— start of Input records —
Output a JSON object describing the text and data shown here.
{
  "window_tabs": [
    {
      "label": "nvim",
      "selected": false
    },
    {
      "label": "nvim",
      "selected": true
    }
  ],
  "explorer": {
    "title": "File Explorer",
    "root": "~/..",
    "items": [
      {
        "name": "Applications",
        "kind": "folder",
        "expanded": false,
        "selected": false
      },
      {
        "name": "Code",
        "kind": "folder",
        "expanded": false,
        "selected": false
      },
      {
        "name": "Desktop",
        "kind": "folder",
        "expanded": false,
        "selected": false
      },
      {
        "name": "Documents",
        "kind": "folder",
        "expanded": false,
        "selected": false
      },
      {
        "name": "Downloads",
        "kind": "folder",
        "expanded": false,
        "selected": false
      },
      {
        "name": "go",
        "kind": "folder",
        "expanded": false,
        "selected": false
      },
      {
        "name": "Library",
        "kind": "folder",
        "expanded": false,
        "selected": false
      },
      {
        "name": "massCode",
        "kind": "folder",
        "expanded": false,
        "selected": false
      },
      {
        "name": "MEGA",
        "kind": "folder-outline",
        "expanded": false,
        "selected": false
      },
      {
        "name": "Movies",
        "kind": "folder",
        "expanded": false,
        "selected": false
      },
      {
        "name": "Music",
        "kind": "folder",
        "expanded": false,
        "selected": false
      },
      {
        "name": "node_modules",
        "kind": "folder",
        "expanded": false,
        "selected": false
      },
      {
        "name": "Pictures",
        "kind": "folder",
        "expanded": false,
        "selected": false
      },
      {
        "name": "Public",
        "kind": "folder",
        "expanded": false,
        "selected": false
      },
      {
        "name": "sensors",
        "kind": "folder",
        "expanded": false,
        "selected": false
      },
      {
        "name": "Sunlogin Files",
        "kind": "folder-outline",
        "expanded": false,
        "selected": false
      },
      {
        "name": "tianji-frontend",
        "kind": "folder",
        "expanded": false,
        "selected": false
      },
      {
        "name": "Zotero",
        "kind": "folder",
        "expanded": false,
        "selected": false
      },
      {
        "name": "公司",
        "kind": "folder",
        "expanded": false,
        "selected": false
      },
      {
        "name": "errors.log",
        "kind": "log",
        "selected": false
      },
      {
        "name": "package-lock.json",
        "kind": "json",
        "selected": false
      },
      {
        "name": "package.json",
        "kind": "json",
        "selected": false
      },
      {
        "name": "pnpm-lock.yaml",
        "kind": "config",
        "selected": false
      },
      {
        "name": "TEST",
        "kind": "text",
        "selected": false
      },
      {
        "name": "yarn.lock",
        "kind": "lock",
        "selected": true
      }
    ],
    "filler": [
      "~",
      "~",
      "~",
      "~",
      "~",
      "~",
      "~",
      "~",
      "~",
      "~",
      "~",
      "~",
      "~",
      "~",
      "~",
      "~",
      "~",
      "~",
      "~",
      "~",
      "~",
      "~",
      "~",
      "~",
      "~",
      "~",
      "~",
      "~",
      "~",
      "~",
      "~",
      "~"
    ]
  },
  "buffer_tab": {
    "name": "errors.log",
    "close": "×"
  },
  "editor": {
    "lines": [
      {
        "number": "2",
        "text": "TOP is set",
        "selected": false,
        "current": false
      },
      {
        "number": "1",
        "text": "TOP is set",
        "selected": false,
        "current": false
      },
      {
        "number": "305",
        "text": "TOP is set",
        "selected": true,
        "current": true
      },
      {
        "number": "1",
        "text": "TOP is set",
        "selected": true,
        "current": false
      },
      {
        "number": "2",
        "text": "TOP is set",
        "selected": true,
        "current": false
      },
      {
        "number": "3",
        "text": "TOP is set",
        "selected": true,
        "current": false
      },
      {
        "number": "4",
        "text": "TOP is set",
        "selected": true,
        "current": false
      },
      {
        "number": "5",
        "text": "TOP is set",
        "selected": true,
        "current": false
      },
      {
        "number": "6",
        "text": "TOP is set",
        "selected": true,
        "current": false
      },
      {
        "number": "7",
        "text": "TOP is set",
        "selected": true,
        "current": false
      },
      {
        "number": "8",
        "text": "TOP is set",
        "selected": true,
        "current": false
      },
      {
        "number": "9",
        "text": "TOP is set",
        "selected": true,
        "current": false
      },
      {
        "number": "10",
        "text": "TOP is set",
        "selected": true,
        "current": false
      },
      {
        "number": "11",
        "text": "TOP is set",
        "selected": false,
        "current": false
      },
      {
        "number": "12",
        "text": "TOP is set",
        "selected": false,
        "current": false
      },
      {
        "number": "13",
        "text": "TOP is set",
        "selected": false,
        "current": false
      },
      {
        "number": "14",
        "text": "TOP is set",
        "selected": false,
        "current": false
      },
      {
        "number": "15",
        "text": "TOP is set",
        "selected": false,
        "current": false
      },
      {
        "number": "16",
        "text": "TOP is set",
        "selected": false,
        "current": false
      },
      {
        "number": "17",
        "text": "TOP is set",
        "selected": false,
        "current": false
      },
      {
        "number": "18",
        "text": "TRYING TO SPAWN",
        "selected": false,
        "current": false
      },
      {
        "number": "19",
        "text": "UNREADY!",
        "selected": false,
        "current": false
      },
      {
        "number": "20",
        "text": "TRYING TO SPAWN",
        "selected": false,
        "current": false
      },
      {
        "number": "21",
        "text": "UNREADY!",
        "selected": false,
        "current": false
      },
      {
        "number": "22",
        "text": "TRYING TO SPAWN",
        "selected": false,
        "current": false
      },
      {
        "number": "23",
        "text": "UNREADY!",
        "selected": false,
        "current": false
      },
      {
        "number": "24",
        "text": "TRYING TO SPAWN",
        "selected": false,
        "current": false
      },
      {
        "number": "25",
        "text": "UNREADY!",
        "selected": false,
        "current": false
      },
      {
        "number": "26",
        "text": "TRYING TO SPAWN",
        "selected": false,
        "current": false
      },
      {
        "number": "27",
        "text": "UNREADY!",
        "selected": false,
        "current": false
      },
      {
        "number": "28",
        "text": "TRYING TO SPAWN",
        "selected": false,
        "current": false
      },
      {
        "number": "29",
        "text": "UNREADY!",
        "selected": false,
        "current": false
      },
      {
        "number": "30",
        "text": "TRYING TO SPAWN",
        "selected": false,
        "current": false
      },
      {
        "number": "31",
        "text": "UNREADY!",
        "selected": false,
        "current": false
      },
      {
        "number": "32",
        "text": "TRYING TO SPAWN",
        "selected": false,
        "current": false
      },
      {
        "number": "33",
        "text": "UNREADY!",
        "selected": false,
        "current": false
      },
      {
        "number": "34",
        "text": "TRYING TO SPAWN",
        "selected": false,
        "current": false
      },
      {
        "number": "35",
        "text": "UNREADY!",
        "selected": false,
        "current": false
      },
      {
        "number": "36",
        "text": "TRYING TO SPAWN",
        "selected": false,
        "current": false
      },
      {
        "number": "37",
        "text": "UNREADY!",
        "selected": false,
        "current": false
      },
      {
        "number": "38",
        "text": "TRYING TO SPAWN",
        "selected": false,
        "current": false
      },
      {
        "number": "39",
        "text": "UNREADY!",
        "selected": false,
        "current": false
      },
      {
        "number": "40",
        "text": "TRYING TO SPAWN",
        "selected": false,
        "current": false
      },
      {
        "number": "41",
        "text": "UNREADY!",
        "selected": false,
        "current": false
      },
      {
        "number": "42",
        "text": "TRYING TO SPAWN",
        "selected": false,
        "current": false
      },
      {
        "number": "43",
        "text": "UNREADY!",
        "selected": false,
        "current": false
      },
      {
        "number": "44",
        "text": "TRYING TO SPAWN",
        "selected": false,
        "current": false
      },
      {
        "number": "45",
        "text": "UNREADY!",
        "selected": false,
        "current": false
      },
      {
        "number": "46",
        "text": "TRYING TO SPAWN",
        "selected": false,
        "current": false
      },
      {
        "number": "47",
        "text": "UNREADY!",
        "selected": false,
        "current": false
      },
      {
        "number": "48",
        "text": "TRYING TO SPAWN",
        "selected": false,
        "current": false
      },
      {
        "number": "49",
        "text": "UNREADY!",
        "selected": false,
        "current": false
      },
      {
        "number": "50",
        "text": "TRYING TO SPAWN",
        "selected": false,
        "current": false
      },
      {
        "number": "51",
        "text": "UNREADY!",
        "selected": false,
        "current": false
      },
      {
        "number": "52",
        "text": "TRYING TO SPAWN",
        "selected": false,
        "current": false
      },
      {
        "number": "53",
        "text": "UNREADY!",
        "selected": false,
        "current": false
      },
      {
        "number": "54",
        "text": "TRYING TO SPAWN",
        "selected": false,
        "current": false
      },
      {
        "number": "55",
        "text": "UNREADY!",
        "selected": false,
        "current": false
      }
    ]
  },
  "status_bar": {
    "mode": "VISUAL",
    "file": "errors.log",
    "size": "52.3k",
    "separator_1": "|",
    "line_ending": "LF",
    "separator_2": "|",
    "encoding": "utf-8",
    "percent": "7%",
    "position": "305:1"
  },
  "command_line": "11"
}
— end of Input records —
Locate the word "package" in the records and collect each line it appears in.

        "name": "package-lock.json",
        "name": "package.json",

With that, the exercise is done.